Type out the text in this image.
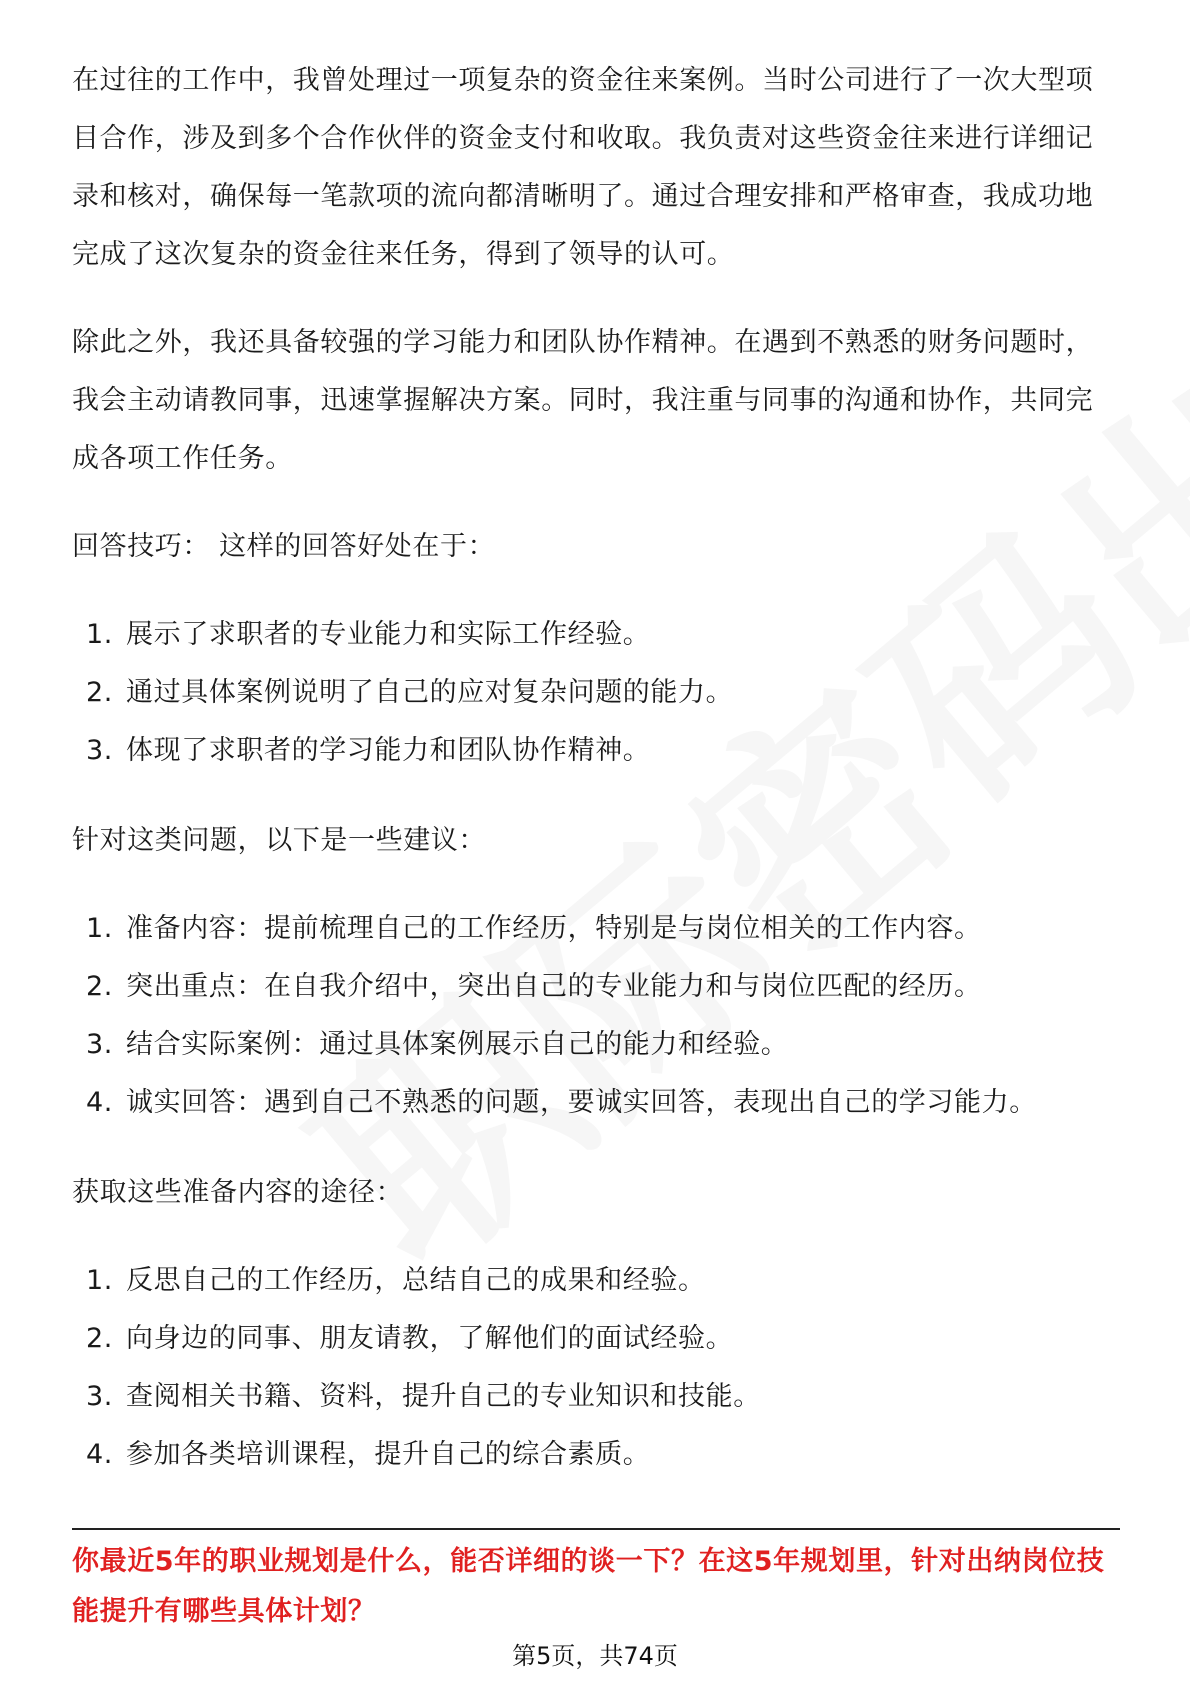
在过往的工作中，我曾处理过一项复杂的资金往来案例。当时公司进行了一次大型项目合作，涉及到多个合作伙伴的资金支付和收取。我负责对这些资金往来进行详细记录和核对，确保每一笔款项的流向都清晰明了。通过合理安排和严格审查，我成功地完成了这次复杂的资金往来任务，得到了领导的认可。

除此之外，我还具备较强的学习能力和团队协作精神。在遇到不熟悉的财务问题时，我会主动请教同事，迅速掌握解决方案。同时，我注重与同事的沟通和协作，共同完成各项工作任务。

回答技巧： 这样的回答好处在于：

1. 展示了求职者的专业能力和实际工作经验。
2. 通过具体案例说明了自己的应对复杂问题的能力。
3. 体现了求职者的学习能力和团队协作精神。

针对这类问题，以下是一些建议：

1. 准备内容：提前梳理自己的工作经历，特别是与岗位相关的工作内容。
2. 突出重点：在自我介绍中，突出自己的专业能力和与岗位匹配的经历。
3. 结合实际案例：通过具体案例展示自己的能力和经验。
4. 诚实回答：遇到自己不熟悉的问题，要诚实回答，表现出自己的学习能力。

获取这些准备内容的途径：

1. 反思自己的工作经历，总结自己的成果和经验。
2. 向身边的同事、朋友请教，了解他们的面试经验。
3. 查阅相关书籍、资料，提升自己的专业知识和技能。
4. 参加各类培训课程，提升自己的综合素质。
你最近5年的职业规划是什么，能否详细的谈一下？在这5年规划里，针对出纳岗位技能提升有哪些具体计划？
第5页，共74页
★ ★ ★ ★ ★ ★ ★
Reproduce the data verbatim. Do not carry any picture into the copy.

--- Task answer ---
Type out the text in this image.
在过往的工作中，我曾处理过一项复杂的资金往来案例。当时公司进行了一次大型项目合作，涉及到多个合作伙伴的资金支付和收取。我负责对这些资金往来进行详细记录和核对，确保每一笔款项的流向都清晰明了。通过合理安排和严格审查，我成功地完成了这次复杂的资金往来任务，得到了领导的认可。

除此之外，我还具备较强的学习能力和团队协作精神。在遇到不熟悉的财务问题时，我会主动请教同事，迅速掌握解决方案。同时，我注重与同事的沟通和协作，共同完成各项工作任务。

回答技巧： 这样的回答好处在于：

1. 展示了求职者的专业能力和实际工作经验。
2. 通过具体案例说明了自己的应对复杂问题的能力。
3. 体现了求职者的学习能力和团队协作精神。

针对这类问题，以下是一些建议：

1. 准备内容：提前梳理自己的工作经历，特别是与岗位相关的工作内容。
2. 突出重点：在自我介绍中，突出自己的专业能力和与岗位匹配的经历。
3. 结合实际案例：通过具体案例展示自己的能力和经验。
4. 诚实回答：遇到自己不熟悉的问题，要诚实回答，表现出自己的学习能力。

获取这些准备内容的途径：

1. 反思自己的工作经历，总结自己的成果和经验。
2. 向身边的同事、朋友请教，了解他们的面试经验。
3. 查阅相关书籍、资料，提升自己的专业知识和技能。
4. 参加各类培训课程，提升自己的综合素质。
你最近5年的职业规划是什么，能否详细的谈一下？在这5年规划里，针对出纳岗位技能提升有哪些具体计划？
第5页，共74页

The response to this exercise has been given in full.